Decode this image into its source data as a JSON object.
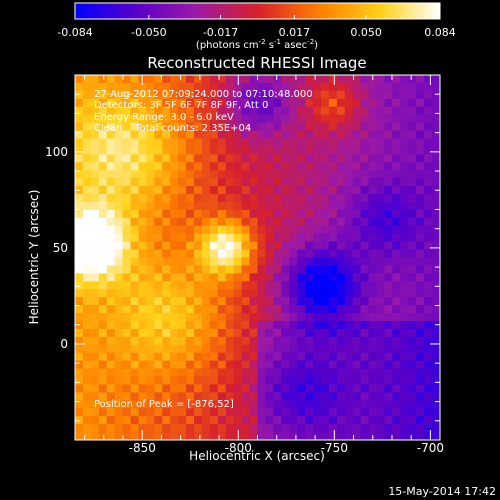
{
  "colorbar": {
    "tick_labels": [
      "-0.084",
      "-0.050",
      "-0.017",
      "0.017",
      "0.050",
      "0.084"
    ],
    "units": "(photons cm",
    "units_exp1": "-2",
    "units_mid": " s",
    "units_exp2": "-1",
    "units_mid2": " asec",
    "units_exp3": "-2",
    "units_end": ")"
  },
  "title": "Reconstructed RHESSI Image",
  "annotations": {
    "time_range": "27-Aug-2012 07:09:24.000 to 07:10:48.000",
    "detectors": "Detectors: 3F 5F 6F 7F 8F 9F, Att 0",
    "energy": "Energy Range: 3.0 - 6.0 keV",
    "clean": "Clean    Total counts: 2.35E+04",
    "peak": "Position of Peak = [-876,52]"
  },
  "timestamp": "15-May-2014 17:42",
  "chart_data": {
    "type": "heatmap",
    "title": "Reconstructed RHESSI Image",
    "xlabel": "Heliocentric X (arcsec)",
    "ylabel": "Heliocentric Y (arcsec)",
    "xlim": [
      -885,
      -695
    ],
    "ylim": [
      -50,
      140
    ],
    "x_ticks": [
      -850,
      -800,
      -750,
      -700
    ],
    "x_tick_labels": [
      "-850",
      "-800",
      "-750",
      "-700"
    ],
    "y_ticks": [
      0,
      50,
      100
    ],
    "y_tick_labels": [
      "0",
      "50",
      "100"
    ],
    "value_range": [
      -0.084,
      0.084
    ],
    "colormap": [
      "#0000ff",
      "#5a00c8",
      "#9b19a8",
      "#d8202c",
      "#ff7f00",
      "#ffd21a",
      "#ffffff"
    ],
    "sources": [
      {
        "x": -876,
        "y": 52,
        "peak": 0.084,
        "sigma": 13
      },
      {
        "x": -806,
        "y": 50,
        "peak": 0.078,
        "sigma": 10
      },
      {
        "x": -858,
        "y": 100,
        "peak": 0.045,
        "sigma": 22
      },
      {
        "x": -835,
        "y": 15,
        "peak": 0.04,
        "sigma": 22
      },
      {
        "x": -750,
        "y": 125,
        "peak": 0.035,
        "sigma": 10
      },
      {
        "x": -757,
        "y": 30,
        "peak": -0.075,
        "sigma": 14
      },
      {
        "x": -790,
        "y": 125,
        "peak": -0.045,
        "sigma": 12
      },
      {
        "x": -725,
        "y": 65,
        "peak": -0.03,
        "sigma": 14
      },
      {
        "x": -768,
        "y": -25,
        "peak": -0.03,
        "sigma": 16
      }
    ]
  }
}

● ● ● ● ●

## [PROBLEM TO WORK ON]
List all lines from the entries that include the word "arcsec".

## [RESPONSE]
    "xlabel": "Heliocentric X (arcsec)",
    "ylabel": "Heliocentric Y (arcsec)",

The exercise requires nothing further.